Check each line of the material. Copy those containing "danym".

> **Records for this exercise**
=====
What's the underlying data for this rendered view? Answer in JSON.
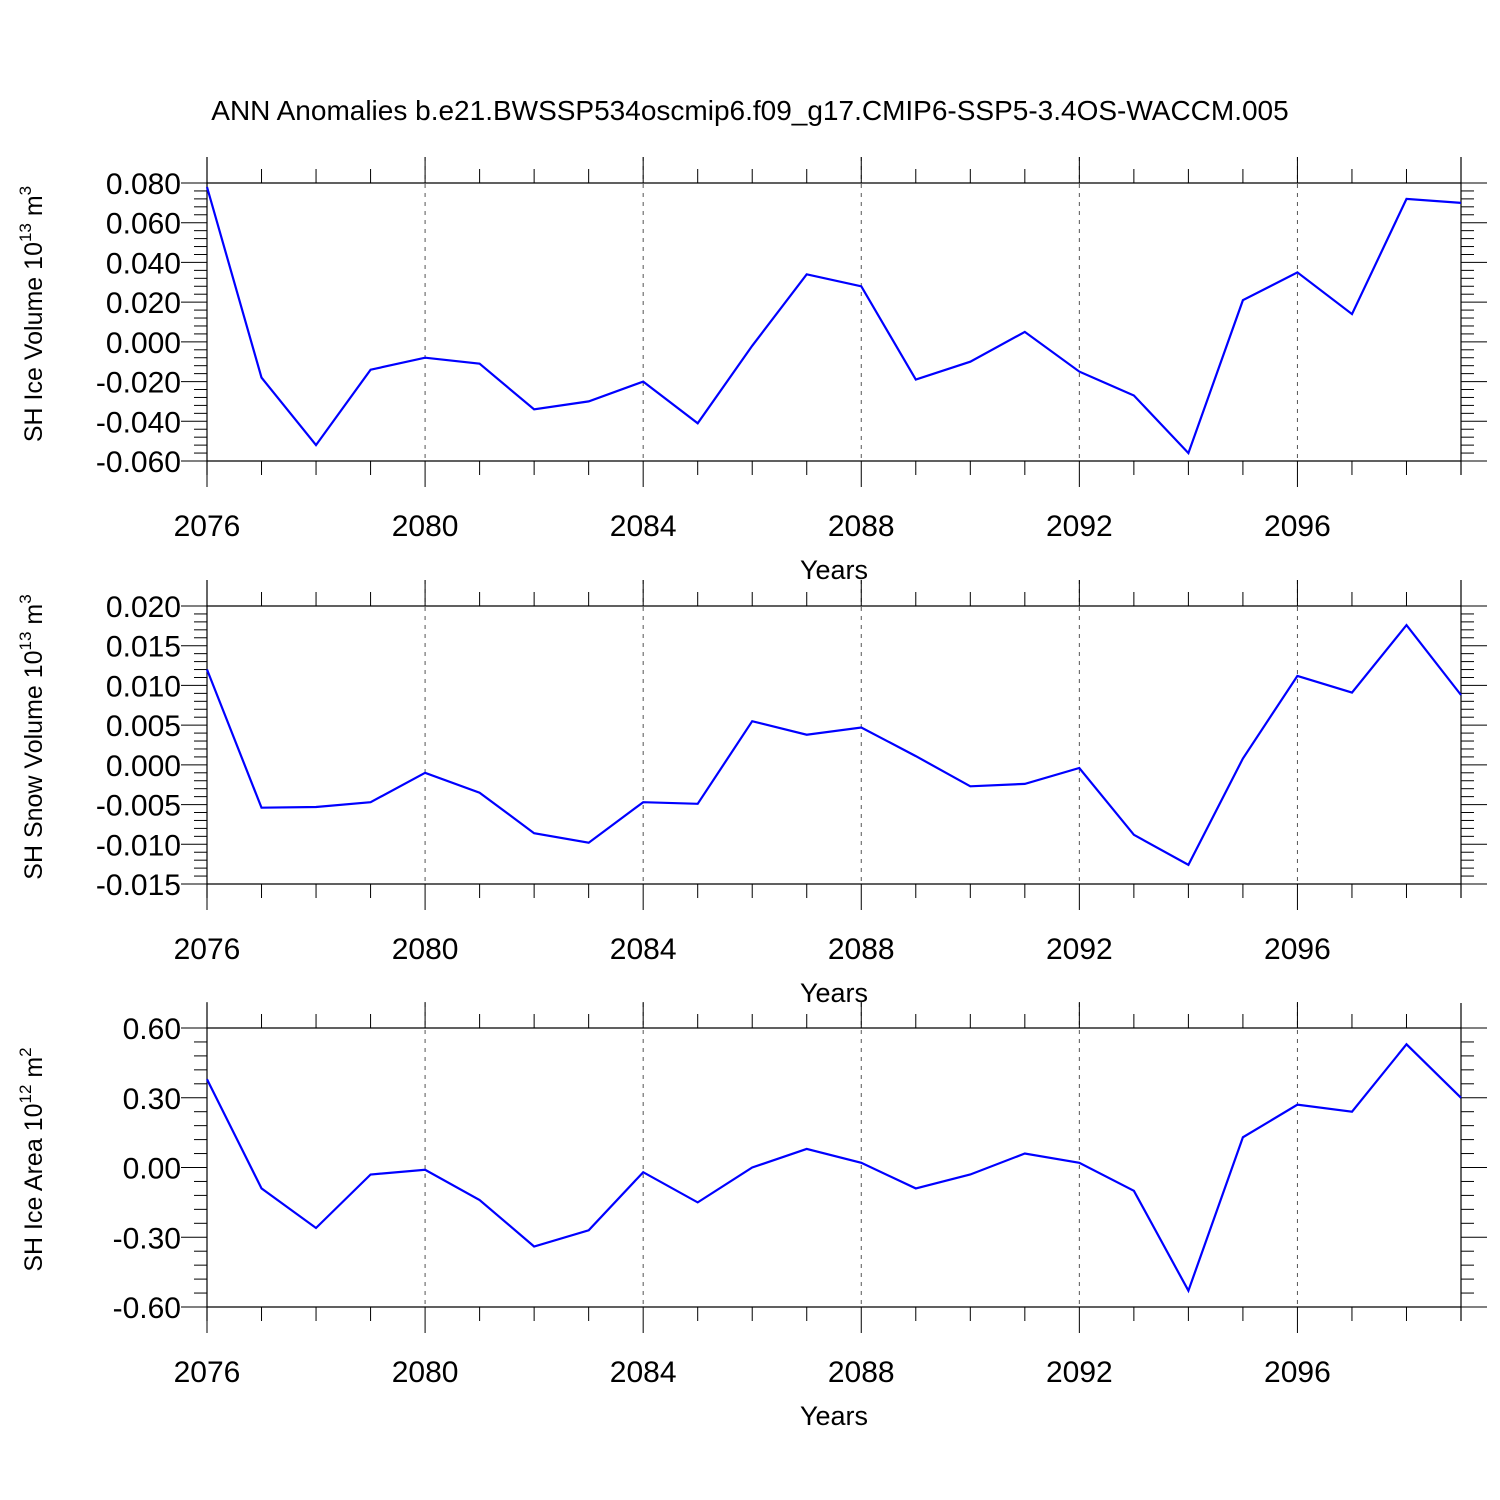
{
  "figure_title": "ANN Anomalies b.e21.BWSSP534oscmip6.f09_g17.CMIP6-SSP5-3.4OS-WACCM.005",
  "line_color": "#0000ff",
  "chart_data": [
    {
      "type": "line",
      "ylabel_main": "SH Ice Volume 10",
      "ylabel_exp": "13",
      "ylabel_unit": " m",
      "ylabel_unit_exp": "3",
      "xlabel": "Years",
      "xlim": [
        2076,
        2099
      ],
      "ylim": [
        -0.06,
        0.08
      ],
      "xticks": [
        2076,
        2080,
        2084,
        2088,
        2092,
        2096
      ],
      "yticks": [
        0.08,
        0.06,
        0.04,
        0.02,
        0.0,
        -0.02,
        -0.04,
        -0.06
      ],
      "ytick_labels": [
        "0.080",
        "0.060",
        "0.040",
        "0.020",
        "0.000",
        "-0.020",
        "-0.040",
        "-0.060"
      ],
      "x": [
        2076,
        2077,
        2078,
        2079,
        2080,
        2081,
        2082,
        2083,
        2084,
        2085,
        2086,
        2087,
        2088,
        2089,
        2090,
        2091,
        2092,
        2093,
        2094,
        2095,
        2096,
        2097,
        2098,
        2099
      ],
      "values": [
        0.078,
        -0.018,
        -0.052,
        -0.014,
        -0.008,
        -0.011,
        -0.034,
        -0.03,
        -0.02,
        -0.041,
        -0.002,
        0.034,
        0.028,
        -0.019,
        -0.01,
        0.005,
        -0.015,
        -0.027,
        -0.056,
        0.021,
        0.035,
        0.014,
        0.072,
        0.07
      ]
    },
    {
      "type": "line",
      "ylabel_main": "SH Snow Volume 10",
      "ylabel_exp": "13",
      "ylabel_unit": " m",
      "ylabel_unit_exp": "3",
      "xlabel": "Years",
      "xlim": [
        2076,
        2099
      ],
      "ylim": [
        -0.015,
        0.02
      ],
      "xticks": [
        2076,
        2080,
        2084,
        2088,
        2092,
        2096
      ],
      "yticks": [
        0.02,
        0.015,
        0.01,
        0.005,
        0.0,
        -0.005,
        -0.01,
        -0.015
      ],
      "ytick_labels": [
        "0.020",
        "0.015",
        "0.010",
        "0.005",
        "0.000",
        "-0.005",
        "-0.010",
        "-0.015"
      ],
      "x": [
        2076,
        2077,
        2078,
        2079,
        2080,
        2081,
        2082,
        2083,
        2084,
        2085,
        2086,
        2087,
        2088,
        2089,
        2090,
        2091,
        2092,
        2093,
        2094,
        2095,
        2096,
        2097,
        2098,
        2099
      ],
      "values": [
        0.012,
        -0.0054,
        -0.0053,
        -0.0047,
        -0.001,
        -0.0035,
        -0.0086,
        -0.0098,
        -0.0047,
        -0.0049,
        0.0055,
        0.0038,
        0.0047,
        0.0011,
        -0.0027,
        -0.0024,
        -0.0004,
        -0.0088,
        -0.0126,
        0.0008,
        0.0112,
        0.0091,
        0.0176,
        0.0088
      ]
    },
    {
      "type": "line",
      "ylabel_main": "SH Ice Area 10",
      "ylabel_exp": "12",
      "ylabel_unit": " m",
      "ylabel_unit_exp": "2",
      "xlabel": "Years",
      "xlim": [
        2076,
        2099
      ],
      "ylim": [
        -0.6,
        0.6
      ],
      "xticks": [
        2076,
        2080,
        2084,
        2088,
        2092,
        2096
      ],
      "yticks": [
        0.6,
        0.3,
        0.0,
        -0.3,
        -0.6
      ],
      "ytick_labels": [
        "0.60",
        "0.30",
        "0.00",
        "-0.30",
        "-0.60"
      ],
      "x": [
        2076,
        2077,
        2078,
        2079,
        2080,
        2081,
        2082,
        2083,
        2084,
        2085,
        2086,
        2087,
        2088,
        2089,
        2090,
        2091,
        2092,
        2093,
        2094,
        2095,
        2096,
        2097,
        2098,
        2099
      ],
      "values": [
        0.38,
        -0.09,
        -0.26,
        -0.03,
        -0.01,
        -0.14,
        -0.34,
        -0.27,
        -0.02,
        -0.15,
        0.0,
        0.08,
        0.02,
        -0.09,
        -0.03,
        0.06,
        0.02,
        -0.1,
        -0.53,
        0.13,
        0.27,
        0.24,
        0.53,
        0.3
      ]
    }
  ]
}
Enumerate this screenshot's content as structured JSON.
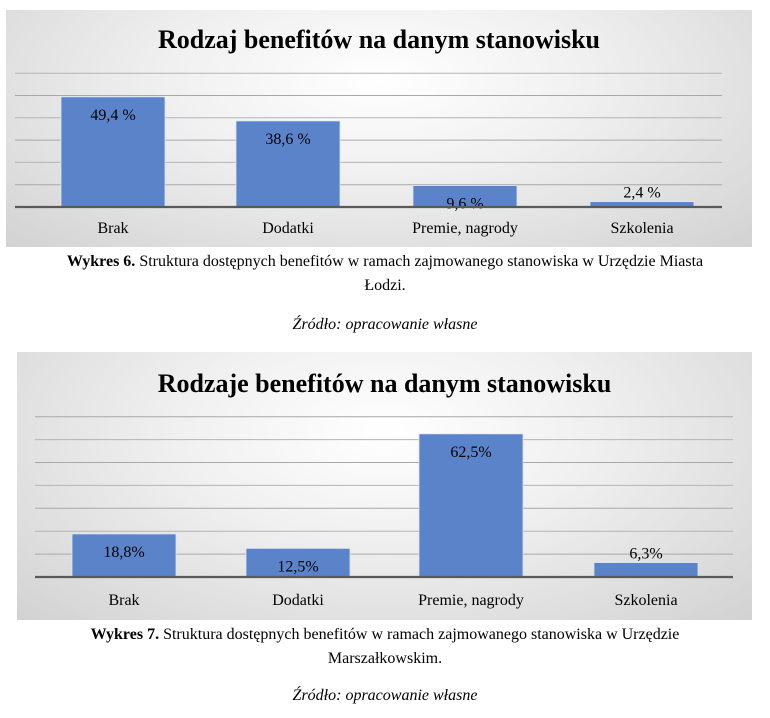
{
  "chart_data": [
    {
      "type": "bar",
      "title": "Rodzaj benefitów na danym stanowisku",
      "categories": [
        "Brak",
        "Dodatki",
        "Premie, nagrody",
        "Szkolenia"
      ],
      "values": [
        49.4,
        38.6,
        9.6,
        2.4
      ],
      "labels": [
        "49,4 %",
        "38,6 %",
        "9,6 %",
        "2,4 %"
      ],
      "ylim": [
        0,
        60
      ],
      "grid": true,
      "color": "#5b83c9"
    },
    {
      "type": "bar",
      "title": "Rodzaje benefitów na danym stanowisku",
      "categories": [
        "Brak",
        "Dodatki",
        "Premie, nagrody",
        "Szkolenia"
      ],
      "values": [
        18.8,
        12.5,
        62.5,
        6.3
      ],
      "labels": [
        "18,8%",
        "12,5%",
        "62,5%",
        "6,3%"
      ],
      "ylim": [
        0,
        70
      ],
      "grid": true,
      "color": "#5b83c9"
    }
  ],
  "captions": [
    {
      "bold": "Wykres 6.",
      "line1": " Struktura  dostępnych benefitów w ramach zajmowanego stanowiska w Urzędzie Miasta",
      "line2": "Łodzi.",
      "source": "Źródło: opracowanie własne"
    },
    {
      "bold": "Wykres 7.",
      "line1": " Struktura  dostępnych benefitów w ramach zajmowanego stanowiska w Urzędzie",
      "line2": "Marszałkowskim.",
      "source": "Źródło: opracowanie własne"
    }
  ]
}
=====
> **Exercise response**
      "title": "Rodzaj benefitów na danym stanowisku",
      "title": "Rodzaje benefitów na danym stanowisku",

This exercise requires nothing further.